REQUIREMENTS: Gather each line of the entries below that includes "Create".

EXERCISE INPUTS:
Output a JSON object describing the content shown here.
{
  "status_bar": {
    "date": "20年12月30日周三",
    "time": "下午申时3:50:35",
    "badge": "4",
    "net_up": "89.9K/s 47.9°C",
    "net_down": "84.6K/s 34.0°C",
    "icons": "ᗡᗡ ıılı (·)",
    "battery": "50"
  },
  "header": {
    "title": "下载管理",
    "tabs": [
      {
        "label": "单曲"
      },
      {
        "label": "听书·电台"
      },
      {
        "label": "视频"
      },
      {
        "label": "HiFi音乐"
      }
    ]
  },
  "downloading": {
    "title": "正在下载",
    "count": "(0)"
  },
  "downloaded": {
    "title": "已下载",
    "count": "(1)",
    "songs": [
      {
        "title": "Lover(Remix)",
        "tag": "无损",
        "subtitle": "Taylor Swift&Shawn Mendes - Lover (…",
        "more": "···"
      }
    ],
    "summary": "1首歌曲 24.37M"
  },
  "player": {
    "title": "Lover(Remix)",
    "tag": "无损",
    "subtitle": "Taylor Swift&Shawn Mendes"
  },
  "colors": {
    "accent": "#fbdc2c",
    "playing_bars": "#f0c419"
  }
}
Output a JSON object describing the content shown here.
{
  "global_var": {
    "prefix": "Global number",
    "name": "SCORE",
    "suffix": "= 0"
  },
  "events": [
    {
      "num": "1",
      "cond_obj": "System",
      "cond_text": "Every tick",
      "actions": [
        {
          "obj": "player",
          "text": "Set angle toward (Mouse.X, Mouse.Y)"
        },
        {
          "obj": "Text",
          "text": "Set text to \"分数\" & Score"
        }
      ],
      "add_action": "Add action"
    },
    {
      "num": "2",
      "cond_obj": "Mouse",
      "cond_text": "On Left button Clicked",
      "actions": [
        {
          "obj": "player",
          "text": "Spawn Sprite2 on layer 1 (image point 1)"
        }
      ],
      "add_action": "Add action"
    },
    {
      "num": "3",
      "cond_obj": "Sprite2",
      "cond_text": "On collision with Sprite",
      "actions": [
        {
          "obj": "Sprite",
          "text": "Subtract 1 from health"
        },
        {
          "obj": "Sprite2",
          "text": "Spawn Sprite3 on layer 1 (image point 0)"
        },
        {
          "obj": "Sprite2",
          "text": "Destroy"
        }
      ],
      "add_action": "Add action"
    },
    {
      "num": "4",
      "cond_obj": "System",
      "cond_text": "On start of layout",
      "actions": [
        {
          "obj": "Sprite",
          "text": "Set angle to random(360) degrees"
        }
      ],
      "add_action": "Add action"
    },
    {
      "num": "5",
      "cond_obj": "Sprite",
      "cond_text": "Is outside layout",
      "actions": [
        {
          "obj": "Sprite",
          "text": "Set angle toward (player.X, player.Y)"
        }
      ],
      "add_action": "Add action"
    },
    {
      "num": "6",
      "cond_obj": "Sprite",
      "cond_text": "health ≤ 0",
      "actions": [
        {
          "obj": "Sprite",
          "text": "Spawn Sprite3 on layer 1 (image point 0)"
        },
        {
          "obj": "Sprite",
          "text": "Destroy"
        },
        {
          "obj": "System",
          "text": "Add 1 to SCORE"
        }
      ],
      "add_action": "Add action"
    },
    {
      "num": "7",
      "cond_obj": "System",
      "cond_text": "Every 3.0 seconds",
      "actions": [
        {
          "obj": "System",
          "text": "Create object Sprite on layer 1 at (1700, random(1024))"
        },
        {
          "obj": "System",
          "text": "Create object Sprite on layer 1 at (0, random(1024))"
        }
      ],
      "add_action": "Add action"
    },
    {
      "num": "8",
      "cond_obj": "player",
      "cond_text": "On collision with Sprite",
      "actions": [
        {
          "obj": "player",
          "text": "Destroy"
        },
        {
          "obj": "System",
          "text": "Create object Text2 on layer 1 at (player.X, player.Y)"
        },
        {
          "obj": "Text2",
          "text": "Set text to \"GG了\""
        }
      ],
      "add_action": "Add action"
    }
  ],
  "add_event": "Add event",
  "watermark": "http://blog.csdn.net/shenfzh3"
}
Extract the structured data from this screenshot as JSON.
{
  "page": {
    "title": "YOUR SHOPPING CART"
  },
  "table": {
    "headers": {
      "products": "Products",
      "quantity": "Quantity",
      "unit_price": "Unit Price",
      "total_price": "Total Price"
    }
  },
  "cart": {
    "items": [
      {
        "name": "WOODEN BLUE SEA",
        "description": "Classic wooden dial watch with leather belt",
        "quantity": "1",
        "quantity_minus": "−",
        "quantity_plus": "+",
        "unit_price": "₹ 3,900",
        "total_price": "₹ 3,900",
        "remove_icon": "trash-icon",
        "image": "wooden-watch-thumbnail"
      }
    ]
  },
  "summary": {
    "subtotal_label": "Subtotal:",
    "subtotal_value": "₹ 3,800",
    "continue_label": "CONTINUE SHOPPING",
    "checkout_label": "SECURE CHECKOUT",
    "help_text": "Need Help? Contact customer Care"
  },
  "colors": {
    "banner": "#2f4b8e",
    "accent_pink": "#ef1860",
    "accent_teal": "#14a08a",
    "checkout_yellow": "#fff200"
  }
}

THE RESULT:
          "text": "Create object Sprite on layer 1 at (1700, random(1024))"
          "text": "Create object Sprite on layer 1 at (0, random(1024))"
          "text": "Create object Text2 on layer 1 at (player.X, player.Y)"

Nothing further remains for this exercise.